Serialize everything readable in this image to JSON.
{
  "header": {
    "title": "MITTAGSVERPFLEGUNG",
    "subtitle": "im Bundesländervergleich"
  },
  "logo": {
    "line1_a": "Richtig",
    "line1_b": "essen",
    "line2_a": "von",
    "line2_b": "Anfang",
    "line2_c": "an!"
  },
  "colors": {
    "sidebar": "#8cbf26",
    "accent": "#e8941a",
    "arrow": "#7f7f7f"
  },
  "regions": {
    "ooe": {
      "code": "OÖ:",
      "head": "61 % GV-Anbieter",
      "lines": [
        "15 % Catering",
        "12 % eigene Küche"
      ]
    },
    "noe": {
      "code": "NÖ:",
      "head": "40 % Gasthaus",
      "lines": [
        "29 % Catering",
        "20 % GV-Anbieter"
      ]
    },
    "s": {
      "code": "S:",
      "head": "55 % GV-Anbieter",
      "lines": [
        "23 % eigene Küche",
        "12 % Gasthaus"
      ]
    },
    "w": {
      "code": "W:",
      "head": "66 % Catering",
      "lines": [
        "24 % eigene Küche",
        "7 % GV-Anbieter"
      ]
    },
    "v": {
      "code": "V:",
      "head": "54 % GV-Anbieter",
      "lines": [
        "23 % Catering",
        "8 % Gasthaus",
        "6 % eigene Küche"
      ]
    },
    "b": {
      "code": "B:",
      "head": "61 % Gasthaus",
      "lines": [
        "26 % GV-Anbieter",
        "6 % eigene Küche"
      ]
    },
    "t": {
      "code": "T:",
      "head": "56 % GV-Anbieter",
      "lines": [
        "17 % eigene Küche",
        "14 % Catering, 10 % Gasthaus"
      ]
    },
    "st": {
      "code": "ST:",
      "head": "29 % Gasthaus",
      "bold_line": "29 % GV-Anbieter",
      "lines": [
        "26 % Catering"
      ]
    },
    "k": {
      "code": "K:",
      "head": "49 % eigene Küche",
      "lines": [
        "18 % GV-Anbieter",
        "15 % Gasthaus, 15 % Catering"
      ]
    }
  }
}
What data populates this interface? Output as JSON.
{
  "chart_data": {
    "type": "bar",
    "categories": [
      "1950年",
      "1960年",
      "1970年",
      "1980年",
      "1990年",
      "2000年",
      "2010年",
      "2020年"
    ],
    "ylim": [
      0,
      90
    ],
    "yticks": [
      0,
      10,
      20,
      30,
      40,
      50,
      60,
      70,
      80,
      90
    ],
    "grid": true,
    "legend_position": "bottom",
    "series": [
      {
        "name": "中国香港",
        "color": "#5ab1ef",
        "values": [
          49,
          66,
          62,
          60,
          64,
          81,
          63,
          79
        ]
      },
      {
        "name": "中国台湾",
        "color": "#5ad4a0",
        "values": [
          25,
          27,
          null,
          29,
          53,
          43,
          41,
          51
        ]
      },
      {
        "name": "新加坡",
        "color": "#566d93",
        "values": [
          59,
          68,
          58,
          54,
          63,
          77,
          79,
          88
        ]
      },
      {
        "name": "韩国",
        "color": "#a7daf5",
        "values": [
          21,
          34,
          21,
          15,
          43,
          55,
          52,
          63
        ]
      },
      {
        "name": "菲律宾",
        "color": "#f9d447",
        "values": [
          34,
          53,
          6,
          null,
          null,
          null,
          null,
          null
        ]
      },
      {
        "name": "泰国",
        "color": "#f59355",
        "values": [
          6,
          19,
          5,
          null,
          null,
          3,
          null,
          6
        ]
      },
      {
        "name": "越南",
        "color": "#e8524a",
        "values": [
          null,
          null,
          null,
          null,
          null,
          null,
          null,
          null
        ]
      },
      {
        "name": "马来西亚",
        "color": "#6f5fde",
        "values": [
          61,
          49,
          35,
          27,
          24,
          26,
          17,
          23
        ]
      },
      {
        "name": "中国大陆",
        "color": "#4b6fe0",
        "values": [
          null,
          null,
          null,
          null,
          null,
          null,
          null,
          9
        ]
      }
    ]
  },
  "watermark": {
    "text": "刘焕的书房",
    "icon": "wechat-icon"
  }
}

==================================================

- EXERCISE -
How many of the lines above include the word "eigene"? Respond with the number alone.

- EXPECTED ANSWER -
7